### Task instructions:
In the records below, find each line with the word "吴湾村委会" and copy it.

# Start of Supplied data

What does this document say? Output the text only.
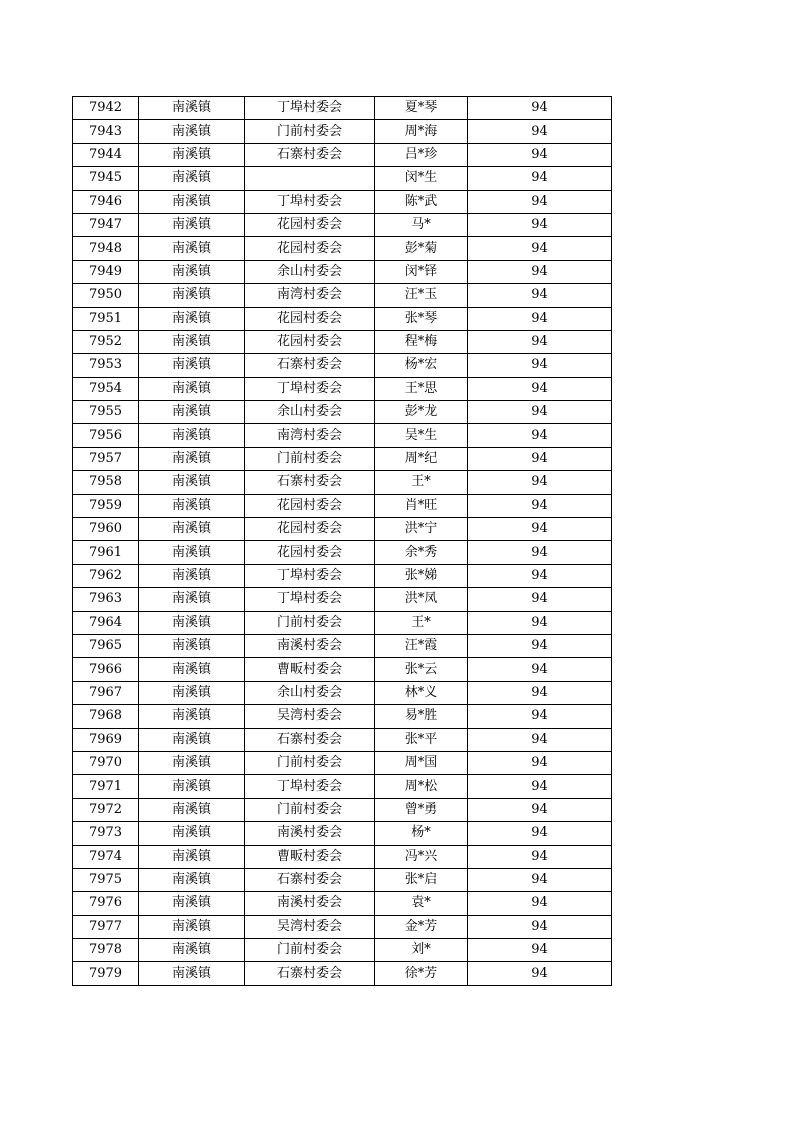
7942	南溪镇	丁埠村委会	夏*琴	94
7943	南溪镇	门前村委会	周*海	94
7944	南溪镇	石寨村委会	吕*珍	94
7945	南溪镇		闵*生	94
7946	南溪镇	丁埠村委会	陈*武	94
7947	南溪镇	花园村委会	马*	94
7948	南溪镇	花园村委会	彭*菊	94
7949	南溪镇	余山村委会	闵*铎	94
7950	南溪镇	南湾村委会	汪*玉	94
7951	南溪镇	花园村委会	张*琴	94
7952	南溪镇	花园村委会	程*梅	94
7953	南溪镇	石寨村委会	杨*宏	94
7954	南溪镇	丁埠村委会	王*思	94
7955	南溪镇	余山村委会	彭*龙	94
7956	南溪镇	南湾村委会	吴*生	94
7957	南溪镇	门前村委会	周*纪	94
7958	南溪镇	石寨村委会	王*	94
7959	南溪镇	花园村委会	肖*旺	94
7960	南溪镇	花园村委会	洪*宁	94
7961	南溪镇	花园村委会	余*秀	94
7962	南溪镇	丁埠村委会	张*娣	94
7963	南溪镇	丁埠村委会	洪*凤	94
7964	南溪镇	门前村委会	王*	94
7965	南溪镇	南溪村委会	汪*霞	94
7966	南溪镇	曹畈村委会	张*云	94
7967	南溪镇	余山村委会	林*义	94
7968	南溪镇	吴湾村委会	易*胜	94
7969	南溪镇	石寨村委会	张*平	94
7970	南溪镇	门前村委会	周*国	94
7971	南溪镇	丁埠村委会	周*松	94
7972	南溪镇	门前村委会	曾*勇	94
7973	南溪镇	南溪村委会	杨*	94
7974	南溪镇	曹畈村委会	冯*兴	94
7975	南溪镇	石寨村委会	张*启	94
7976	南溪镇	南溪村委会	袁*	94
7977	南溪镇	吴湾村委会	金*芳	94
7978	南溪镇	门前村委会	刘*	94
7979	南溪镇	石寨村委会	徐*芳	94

# End of Supplied data
# Start of Supplied data

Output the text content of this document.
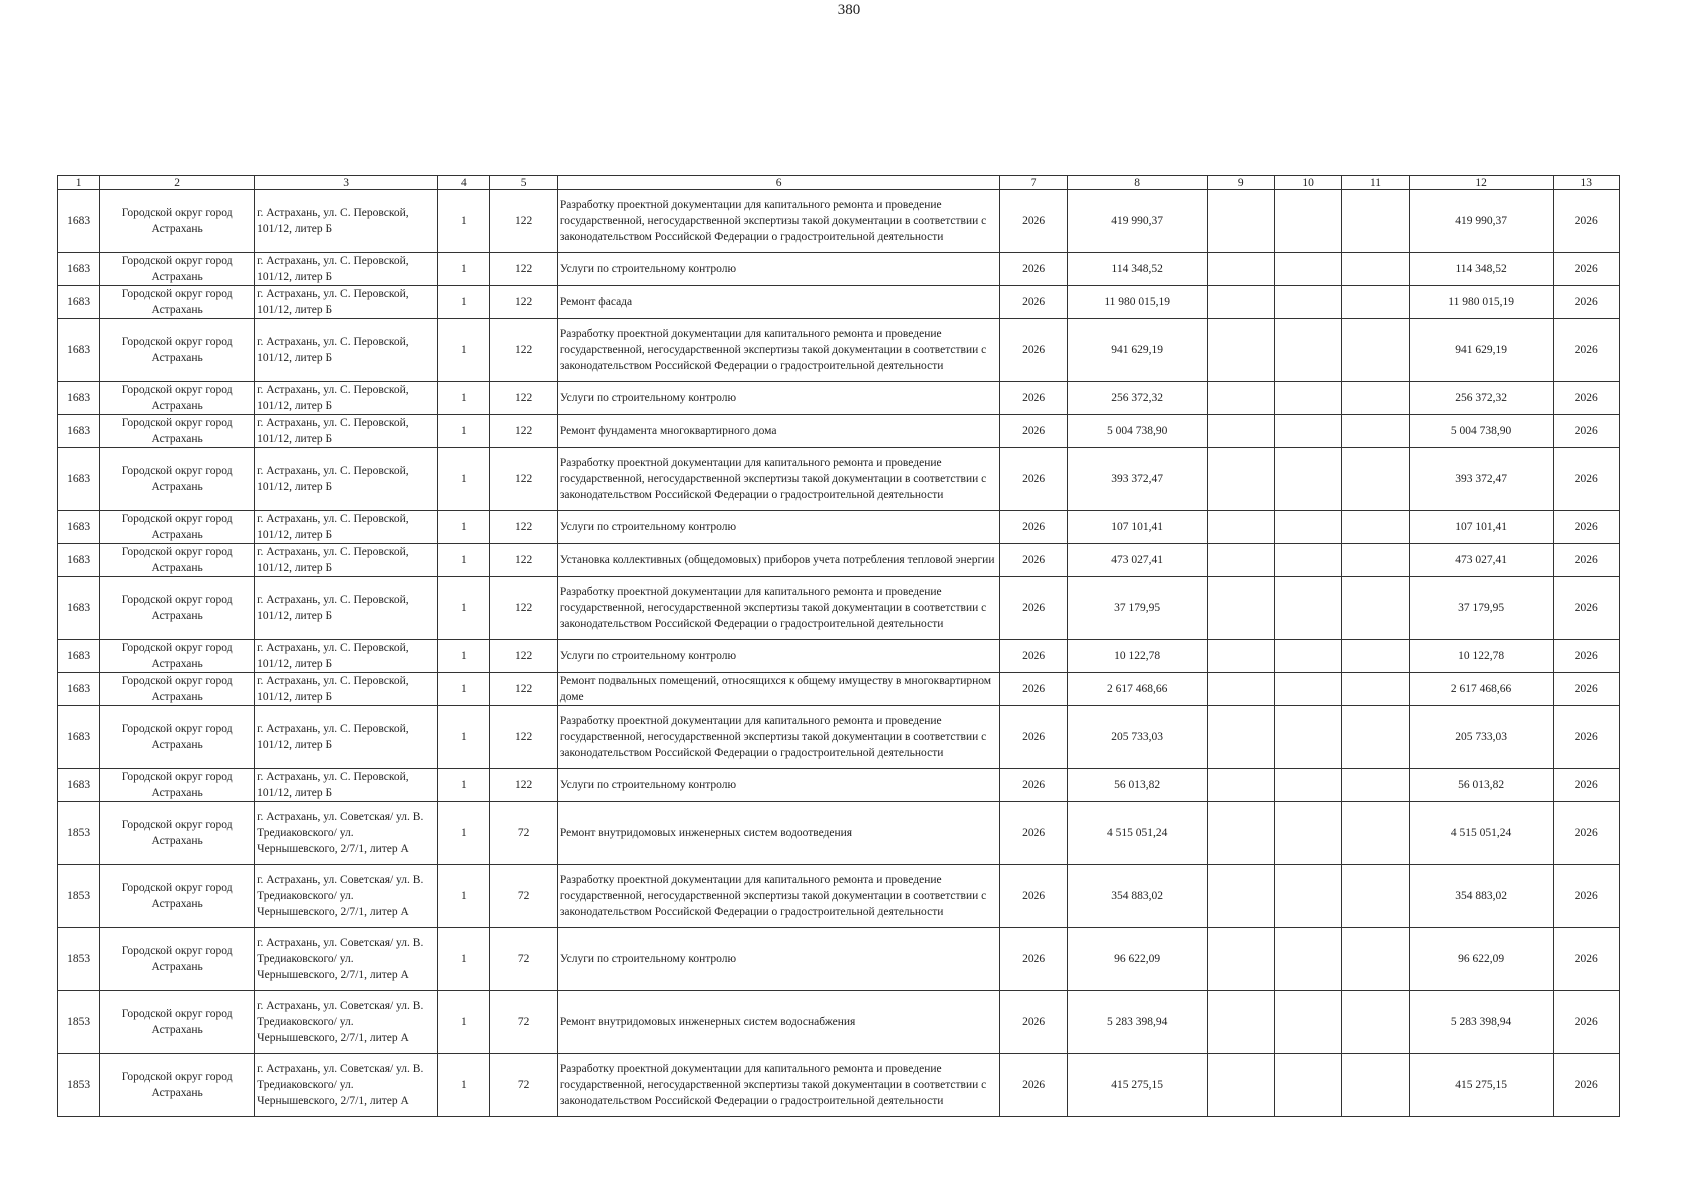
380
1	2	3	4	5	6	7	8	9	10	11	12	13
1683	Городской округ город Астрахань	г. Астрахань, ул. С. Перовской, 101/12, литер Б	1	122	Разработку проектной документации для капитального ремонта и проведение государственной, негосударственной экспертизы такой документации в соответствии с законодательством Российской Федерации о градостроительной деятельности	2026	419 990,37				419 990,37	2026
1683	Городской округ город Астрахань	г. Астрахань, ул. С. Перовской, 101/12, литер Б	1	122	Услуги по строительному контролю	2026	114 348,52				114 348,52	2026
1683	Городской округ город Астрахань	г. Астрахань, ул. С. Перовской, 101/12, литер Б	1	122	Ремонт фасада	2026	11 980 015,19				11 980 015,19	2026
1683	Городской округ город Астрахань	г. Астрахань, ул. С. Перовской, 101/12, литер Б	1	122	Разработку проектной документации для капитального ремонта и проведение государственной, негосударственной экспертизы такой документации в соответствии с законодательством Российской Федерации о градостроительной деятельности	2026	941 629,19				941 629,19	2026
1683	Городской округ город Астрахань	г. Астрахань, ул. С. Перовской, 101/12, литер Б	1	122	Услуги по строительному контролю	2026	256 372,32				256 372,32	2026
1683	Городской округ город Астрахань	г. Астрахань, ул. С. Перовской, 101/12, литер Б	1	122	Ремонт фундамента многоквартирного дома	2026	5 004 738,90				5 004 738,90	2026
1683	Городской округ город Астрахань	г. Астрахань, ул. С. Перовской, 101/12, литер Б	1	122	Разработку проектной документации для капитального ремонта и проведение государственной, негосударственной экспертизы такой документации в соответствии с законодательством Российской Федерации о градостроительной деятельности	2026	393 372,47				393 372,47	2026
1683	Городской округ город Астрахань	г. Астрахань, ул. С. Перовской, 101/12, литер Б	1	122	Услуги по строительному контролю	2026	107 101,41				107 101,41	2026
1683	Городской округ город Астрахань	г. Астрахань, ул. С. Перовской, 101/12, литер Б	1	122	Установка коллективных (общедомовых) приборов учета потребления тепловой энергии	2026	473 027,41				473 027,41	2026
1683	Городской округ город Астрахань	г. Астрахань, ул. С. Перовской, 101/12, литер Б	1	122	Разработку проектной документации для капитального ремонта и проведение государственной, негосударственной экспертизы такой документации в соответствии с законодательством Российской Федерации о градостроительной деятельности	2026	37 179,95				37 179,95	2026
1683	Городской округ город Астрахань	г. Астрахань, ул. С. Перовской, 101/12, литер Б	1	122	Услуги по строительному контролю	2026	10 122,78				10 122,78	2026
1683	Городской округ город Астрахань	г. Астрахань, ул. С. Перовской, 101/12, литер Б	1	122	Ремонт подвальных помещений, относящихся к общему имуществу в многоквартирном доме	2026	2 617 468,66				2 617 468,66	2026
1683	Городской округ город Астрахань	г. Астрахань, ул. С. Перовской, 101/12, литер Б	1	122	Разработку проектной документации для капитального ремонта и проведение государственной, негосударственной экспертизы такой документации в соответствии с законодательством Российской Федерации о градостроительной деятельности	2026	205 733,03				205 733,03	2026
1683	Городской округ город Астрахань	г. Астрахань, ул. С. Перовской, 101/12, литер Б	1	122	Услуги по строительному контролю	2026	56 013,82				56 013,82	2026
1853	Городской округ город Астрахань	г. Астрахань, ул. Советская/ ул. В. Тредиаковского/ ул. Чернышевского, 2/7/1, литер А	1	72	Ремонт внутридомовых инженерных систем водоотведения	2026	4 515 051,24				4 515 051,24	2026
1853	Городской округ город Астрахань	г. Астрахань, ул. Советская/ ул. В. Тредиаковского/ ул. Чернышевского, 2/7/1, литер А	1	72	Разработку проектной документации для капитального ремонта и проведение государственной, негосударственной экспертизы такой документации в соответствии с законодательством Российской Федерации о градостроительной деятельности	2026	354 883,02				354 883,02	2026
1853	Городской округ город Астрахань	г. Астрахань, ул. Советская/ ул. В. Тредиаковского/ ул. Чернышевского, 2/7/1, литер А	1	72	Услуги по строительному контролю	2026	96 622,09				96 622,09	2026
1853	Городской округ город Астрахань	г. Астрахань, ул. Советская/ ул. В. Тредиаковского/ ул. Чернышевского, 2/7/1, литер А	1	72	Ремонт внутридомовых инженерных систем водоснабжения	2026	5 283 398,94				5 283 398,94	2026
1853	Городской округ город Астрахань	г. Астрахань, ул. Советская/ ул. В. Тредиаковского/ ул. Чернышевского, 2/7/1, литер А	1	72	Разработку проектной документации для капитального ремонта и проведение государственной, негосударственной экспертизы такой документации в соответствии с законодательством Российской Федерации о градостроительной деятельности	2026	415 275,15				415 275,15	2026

# End of Supplied data
# Start of Supplied data

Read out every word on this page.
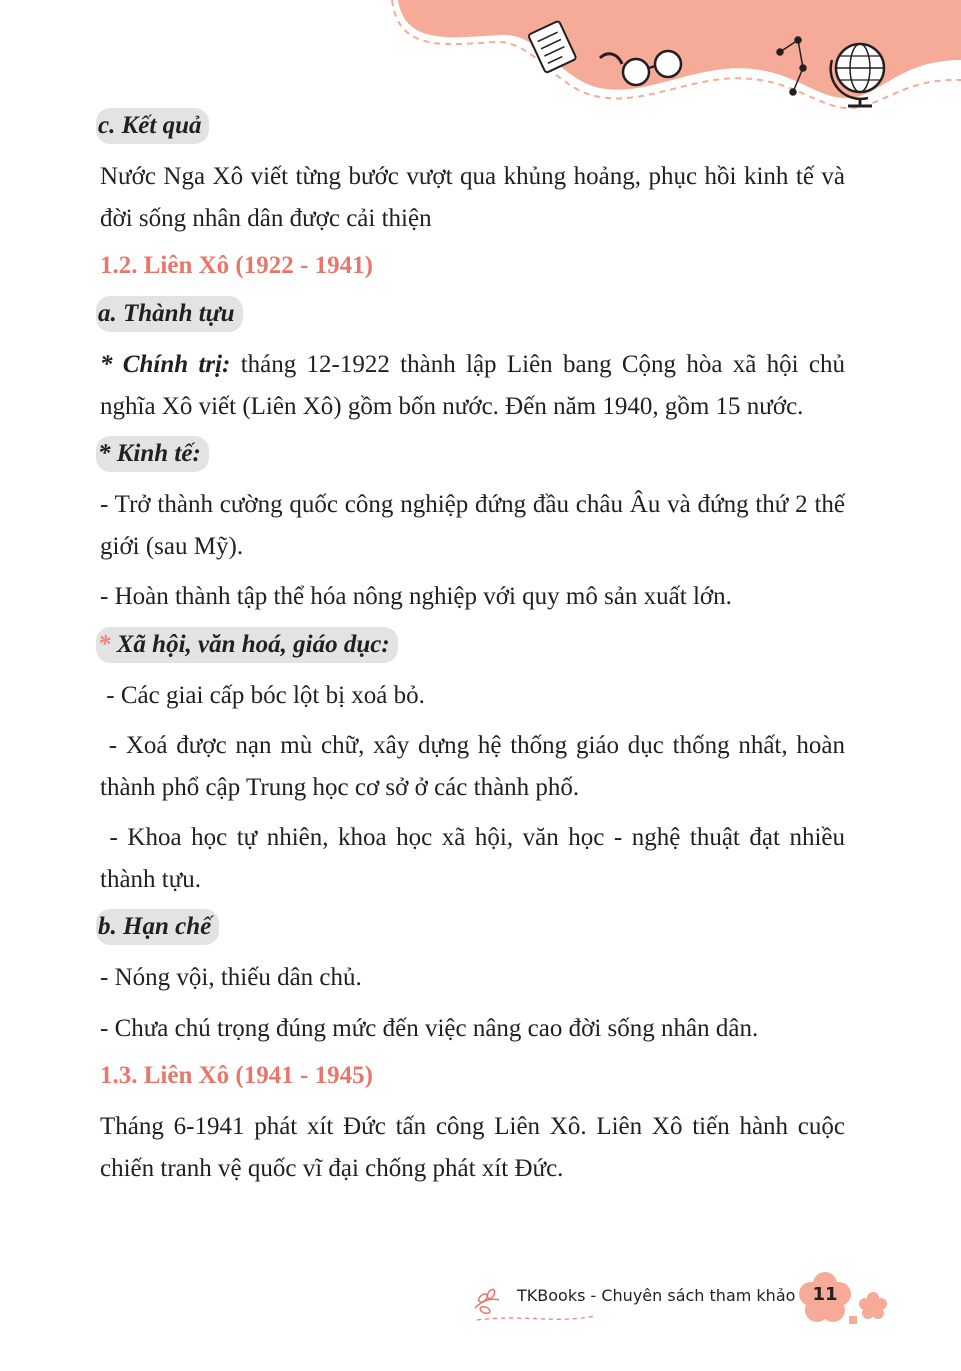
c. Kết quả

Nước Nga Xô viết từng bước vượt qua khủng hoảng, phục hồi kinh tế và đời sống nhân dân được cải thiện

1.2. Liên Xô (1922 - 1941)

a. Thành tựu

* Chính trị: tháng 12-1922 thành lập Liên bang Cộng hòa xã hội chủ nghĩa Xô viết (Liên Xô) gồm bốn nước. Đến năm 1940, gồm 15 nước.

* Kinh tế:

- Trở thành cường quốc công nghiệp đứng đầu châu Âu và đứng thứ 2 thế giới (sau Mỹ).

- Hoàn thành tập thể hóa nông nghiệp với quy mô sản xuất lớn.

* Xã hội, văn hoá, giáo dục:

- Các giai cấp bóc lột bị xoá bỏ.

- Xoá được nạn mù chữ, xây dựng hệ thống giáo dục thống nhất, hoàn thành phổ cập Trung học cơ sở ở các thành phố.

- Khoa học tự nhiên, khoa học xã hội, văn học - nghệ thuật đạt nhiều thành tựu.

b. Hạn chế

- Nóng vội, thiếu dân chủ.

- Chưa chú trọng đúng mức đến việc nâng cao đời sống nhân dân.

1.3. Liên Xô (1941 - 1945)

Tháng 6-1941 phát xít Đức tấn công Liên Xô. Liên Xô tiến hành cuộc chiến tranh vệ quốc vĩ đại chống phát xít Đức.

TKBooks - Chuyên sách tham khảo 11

# End of Supplied data

### Task output:
7968	南溪镇	吴湾村委会	易*胜	94
7977	南溪镇	吴湾村委会	金*芳	94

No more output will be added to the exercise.